What is expected - Please print every record below exactly as it appears.

Chart and figure data
= = = = =
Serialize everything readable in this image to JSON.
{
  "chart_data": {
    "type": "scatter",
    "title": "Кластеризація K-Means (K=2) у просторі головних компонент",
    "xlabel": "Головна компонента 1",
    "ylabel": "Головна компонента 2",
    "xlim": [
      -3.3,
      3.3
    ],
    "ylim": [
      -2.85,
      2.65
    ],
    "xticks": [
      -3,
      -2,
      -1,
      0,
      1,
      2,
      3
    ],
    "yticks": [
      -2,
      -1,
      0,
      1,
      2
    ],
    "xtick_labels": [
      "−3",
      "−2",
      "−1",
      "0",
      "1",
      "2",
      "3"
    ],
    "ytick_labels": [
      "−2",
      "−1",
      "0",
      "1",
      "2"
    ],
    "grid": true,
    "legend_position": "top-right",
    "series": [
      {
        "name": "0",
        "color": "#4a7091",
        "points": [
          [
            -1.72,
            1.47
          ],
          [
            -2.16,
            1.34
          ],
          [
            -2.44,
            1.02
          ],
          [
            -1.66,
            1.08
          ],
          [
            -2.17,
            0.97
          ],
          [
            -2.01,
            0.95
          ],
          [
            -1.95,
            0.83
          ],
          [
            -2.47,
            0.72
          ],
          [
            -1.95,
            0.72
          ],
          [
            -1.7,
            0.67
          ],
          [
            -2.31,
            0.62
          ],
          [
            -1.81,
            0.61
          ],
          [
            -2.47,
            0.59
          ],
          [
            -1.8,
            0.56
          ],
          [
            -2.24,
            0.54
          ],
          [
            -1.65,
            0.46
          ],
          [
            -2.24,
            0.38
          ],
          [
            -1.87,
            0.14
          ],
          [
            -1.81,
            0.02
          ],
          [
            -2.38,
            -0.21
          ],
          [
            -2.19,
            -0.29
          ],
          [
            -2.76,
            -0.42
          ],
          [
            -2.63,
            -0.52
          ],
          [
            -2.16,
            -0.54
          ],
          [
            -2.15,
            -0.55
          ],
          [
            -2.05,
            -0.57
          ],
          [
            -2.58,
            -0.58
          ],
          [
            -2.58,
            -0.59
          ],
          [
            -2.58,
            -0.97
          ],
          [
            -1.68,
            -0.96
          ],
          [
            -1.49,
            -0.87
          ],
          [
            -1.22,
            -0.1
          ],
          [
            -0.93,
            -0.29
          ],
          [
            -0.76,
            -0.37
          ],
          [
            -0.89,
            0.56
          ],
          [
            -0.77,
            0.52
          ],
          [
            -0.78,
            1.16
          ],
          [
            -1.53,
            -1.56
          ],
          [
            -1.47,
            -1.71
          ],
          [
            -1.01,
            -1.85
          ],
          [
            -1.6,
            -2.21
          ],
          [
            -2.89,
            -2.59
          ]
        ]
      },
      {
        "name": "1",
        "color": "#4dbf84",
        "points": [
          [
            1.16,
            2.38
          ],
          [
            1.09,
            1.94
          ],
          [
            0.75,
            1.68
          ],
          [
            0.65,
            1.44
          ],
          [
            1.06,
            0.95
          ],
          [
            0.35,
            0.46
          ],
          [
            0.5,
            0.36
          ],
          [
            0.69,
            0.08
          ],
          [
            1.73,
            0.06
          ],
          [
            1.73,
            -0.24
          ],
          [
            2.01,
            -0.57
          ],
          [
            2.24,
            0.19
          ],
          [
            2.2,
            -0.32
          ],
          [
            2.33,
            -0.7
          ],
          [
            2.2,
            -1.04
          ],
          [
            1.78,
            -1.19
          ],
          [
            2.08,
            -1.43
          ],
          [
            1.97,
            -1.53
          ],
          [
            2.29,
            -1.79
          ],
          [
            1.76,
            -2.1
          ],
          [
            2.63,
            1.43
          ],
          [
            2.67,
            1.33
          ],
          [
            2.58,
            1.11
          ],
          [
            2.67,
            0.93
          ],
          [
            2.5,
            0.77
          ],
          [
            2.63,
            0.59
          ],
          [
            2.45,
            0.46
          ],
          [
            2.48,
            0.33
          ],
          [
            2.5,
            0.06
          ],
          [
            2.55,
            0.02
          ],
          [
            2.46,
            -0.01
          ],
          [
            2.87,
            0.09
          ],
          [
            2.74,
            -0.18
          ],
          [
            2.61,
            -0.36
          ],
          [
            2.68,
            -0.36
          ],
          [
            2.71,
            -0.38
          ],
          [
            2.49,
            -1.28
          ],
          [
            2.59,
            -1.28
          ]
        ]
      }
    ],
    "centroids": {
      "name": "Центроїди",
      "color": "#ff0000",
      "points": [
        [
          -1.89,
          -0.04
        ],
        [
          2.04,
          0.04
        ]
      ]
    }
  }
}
= = = = =
Finished answer -
Serialize everything readable in this image to JSON.
{
  "chart_data": {
    "type": "scatter",
    "title": "Кластеризація K-Means (K=2) у просторі головних компонент",
    "xlabel": "Головна компонента 1",
    "ylabel": "Головна компонента 2",
    "xlim": [
      -3.3,
      3.3
    ],
    "ylim": [
      -2.85,
      2.65
    ],
    "xticks": [
      -3,
      -2,
      -1,
      0,
      1,
      2,
      3
    ],
    "yticks": [
      -2,
      -1,
      0,
      1,
      2
    ],
    "xtick_labels": [
      "−3",
      "−2",
      "−1",
      "0",
      "1",
      "2",
      "3"
    ],
    "ytick_labels": [
      "−2",
      "−1",
      "0",
      "1",
      "2"
    ],
    "grid": true,
    "legend_position": "top-right",
    "series": [
      {
        "name": "0",
        "color": "#4a7091",
        "points": [
          [
            -1.72,
            1.47
          ],
          [
            -2.16,
            1.34
          ],
          [
            -2.44,
            1.02
          ],
          [
            -1.66,
            1.08
          ],
          [
            -2.17,
            0.97
          ],
          [
            -2.01,
            0.95
          ],
          [
            -1.95,
            0.83
          ],
          [
            -2.47,
            0.72
          ],
          [
            -1.95,
            0.72
          ],
          [
            -1.7,
            0.67
          ],
          [
            -2.31,
            0.62
          ],
          [
            -1.81,
            0.61
          ],
          [
            -2.47,
            0.59
          ],
          [
            -1.8,
            0.56
          ],
          [
            -2.24,
            0.54
          ],
          [
            -1.65,
            0.46
          ],
          [
            -2.24,
            0.38
          ],
          [
            -1.87,
            0.14
          ],
          [
            -1.81,
            0.02
          ],
          [
            -2.38,
            -0.21
          ],
          [
            -2.19,
            -0.29
          ],
          [
            -2.76,
            -0.42
          ],
          [
            -2.63,
            -0.52
          ],
          [
            -2.16,
            -0.54
          ],
          [
            -2.15,
            -0.55
          ],
          [
            -2.05,
            -0.57
          ],
          [
            -2.58,
            -0.58
          ],
          [
            -2.58,
            -0.59
          ],
          [
            -2.58,
            -0.97
          ],
          [
            -1.68,
            -0.96
          ],
          [
            -1.49,
            -0.87
          ],
          [
            -1.22,
            -0.1
          ],
          [
            -0.93,
            -0.29
          ],
          [
            -0.76,
            -0.37
          ],
          [
            -0.89,
            0.56
          ],
          [
            -0.77,
            0.52
          ],
          [
            -0.78,
            1.16
          ],
          [
            -1.53,
            -1.56
          ],
          [
            -1.47,
            -1.71
          ],
          [
            -1.01,
            -1.85
          ],
          [
            -1.6,
            -2.21
          ],
          [
            -2.89,
            -2.59
          ]
        ]
      },
      {
        "name": "1",
        "color": "#4dbf84",
        "points": [
          [
            1.16,
            2.38
          ],
          [
            1.09,
            1.94
          ],
          [
            0.75,
            1.68
          ],
          [
            0.65,
            1.44
          ],
          [
            1.06,
            0.95
          ],
          [
            0.35,
            0.46
          ],
          [
            0.5,
            0.36
          ],
          [
            0.69,
            0.08
          ],
          [
            1.73,
            0.06
          ],
          [
            1.73,
            -0.24
          ],
          [
            2.01,
            -0.57
          ],
          [
            2.24,
            0.19
          ],
          [
            2.2,
            -0.32
          ],
          [
            2.33,
            -0.7
          ],
          [
            2.2,
            -1.04
          ],
          [
            1.78,
            -1.19
          ],
          [
            2.08,
            -1.43
          ],
          [
            1.97,
            -1.53
          ],
          [
            2.29,
            -1.79
          ],
          [
            1.76,
            -2.1
          ],
          [
            2.63,
            1.43
          ],
          [
            2.67,
            1.33
          ],
          [
            2.58,
            1.11
          ],
          [
            2.67,
            0.93
          ],
          [
            2.5,
            0.77
          ],
          [
            2.63,
            0.59
          ],
          [
            2.45,
            0.46
          ],
          [
            2.48,
            0.33
          ],
          [
            2.5,
            0.06
          ],
          [
            2.55,
            0.02
          ],
          [
            2.46,
            -0.01
          ],
          [
            2.87,
            0.09
          ],
          [
            2.74,
            -0.18
          ],
          [
            2.61,
            -0.36
          ],
          [
            2.68,
            -0.36
          ],
          [
            2.71,
            -0.38
          ],
          [
            2.49,
            -1.28
          ],
          [
            2.59,
            -1.28
          ]
        ]
      }
    ],
    "centroids": {
      "name": "Центроїди",
      "color": "#ff0000",
      "points": [
        [
          -1.89,
          -0.04
        ],
        [
          2.04,
          0.04
        ]
      ]
    }
  }
}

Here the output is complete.